◆ Exercise details
Go through the entries and transcribe each one exactly, dropping the pictures.

◆ Stored data
Begin
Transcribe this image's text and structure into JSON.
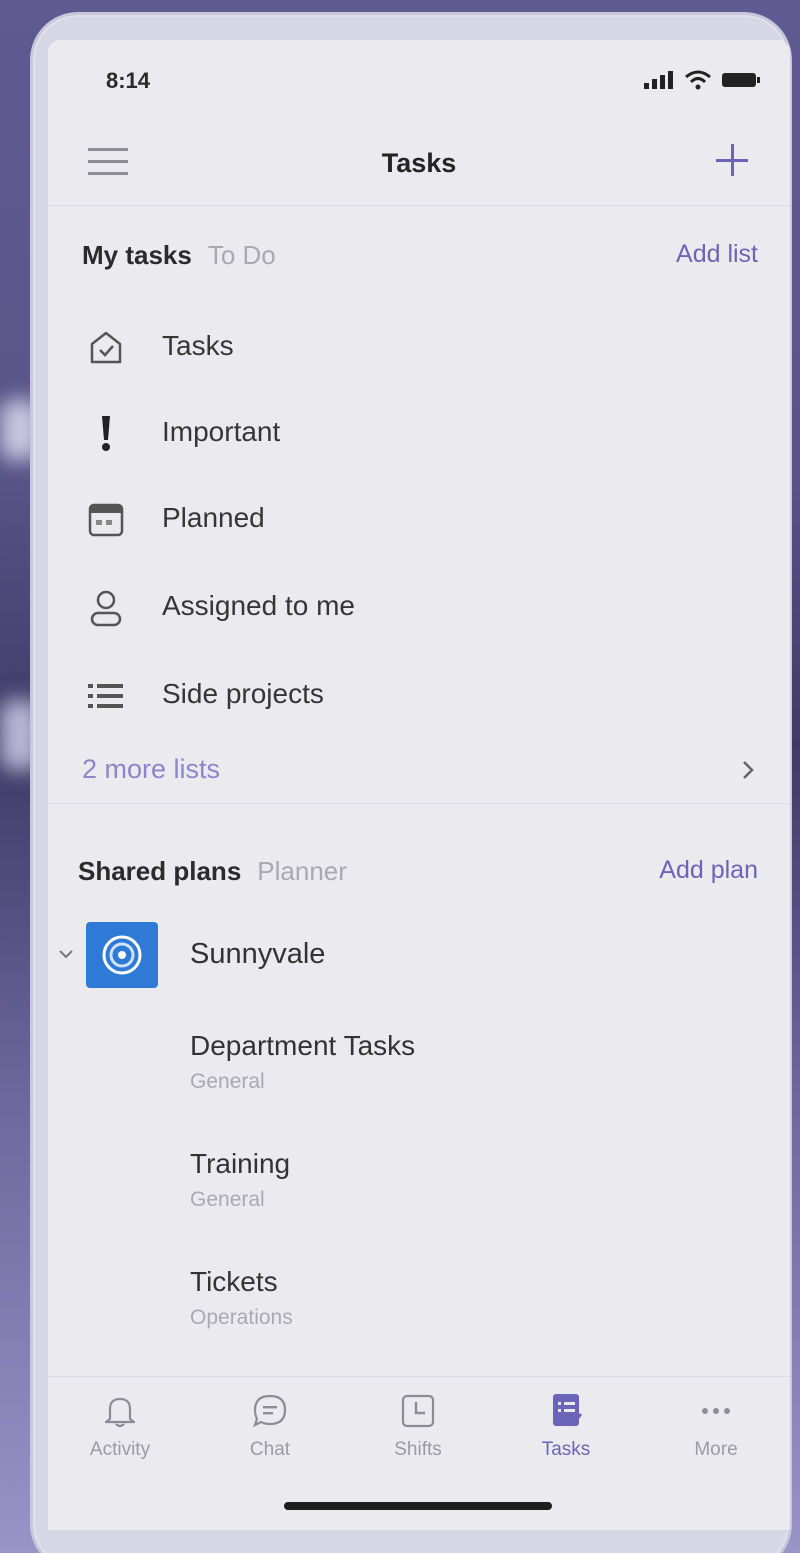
{
  "status": {
    "time": "8:14"
  },
  "header": {
    "title": "Tasks"
  },
  "my_tasks": {
    "title": "My tasks",
    "subtitle": "To Do",
    "action": "Add list",
    "items": [
      {
        "label": "Tasks",
        "icon": "house-check-icon"
      },
      {
        "label": "Important",
        "icon": "exclamation-icon"
      },
      {
        "label": "Planned",
        "icon": "calendar-icon"
      },
      {
        "label": "Assigned to me",
        "icon": "person-icon"
      },
      {
        "label": "Side projects",
        "icon": "list-icon"
      }
    ],
    "more": "2 more lists"
  },
  "shared_plans": {
    "title": "Shared plans",
    "subtitle": "Planner",
    "action": "Add plan",
    "group": "Sunnyvale",
    "plans": [
      {
        "name": "Department Tasks",
        "team": "General"
      },
      {
        "name": "Training",
        "team": "General"
      },
      {
        "name": "Tickets",
        "team": "Operations"
      }
    ]
  },
  "tabs": [
    {
      "label": "Activity",
      "icon": "bell-icon",
      "active": false
    },
    {
      "label": "Chat",
      "icon": "chat-icon",
      "active": false
    },
    {
      "label": "Shifts",
      "icon": "clock-icon",
      "active": false
    },
    {
      "label": "Tasks",
      "icon": "tasks-icon",
      "active": true
    },
    {
      "label": "More",
      "icon": "more-icon",
      "active": false
    }
  ],
  "colors": {
    "accent": "#6b64b8",
    "plan_avatar": "#2e7ad6",
    "screen_bg": "#ebeaef"
  }
}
End
◆ Final result
Transcribe this image's text and structure into JSON.
{
  "status": {
    "time": "8:14"
  },
  "header": {
    "title": "Tasks"
  },
  "my_tasks": {
    "title": "My tasks",
    "subtitle": "To Do",
    "action": "Add list",
    "items": [
      {
        "label": "Tasks",
        "icon": "house-check-icon"
      },
      {
        "label": "Important",
        "icon": "exclamation-icon"
      },
      {
        "label": "Planned",
        "icon": "calendar-icon"
      },
      {
        "label": "Assigned to me",
        "icon": "person-icon"
      },
      {
        "label": "Side projects",
        "icon": "list-icon"
      }
    ],
    "more": "2 more lists"
  },
  "shared_plans": {
    "title": "Shared plans",
    "subtitle": "Planner",
    "action": "Add plan",
    "group": "Sunnyvale",
    "plans": [
      {
        "name": "Department Tasks",
        "team": "General"
      },
      {
        "name": "Training",
        "team": "General"
      },
      {
        "name": "Tickets",
        "team": "Operations"
      }
    ]
  },
  "tabs": [
    {
      "label": "Activity",
      "icon": "bell-icon",
      "active": false
    },
    {
      "label": "Chat",
      "icon": "chat-icon",
      "active": false
    },
    {
      "label": "Shifts",
      "icon": "clock-icon",
      "active": false
    },
    {
      "label": "Tasks",
      "icon": "tasks-icon",
      "active": true
    },
    {
      "label": "More",
      "icon": "more-icon",
      "active": false
    }
  ],
  "colors": {
    "accent": "#6b64b8",
    "plan_avatar": "#2e7ad6",
    "screen_bg": "#ebeaef"
  }
}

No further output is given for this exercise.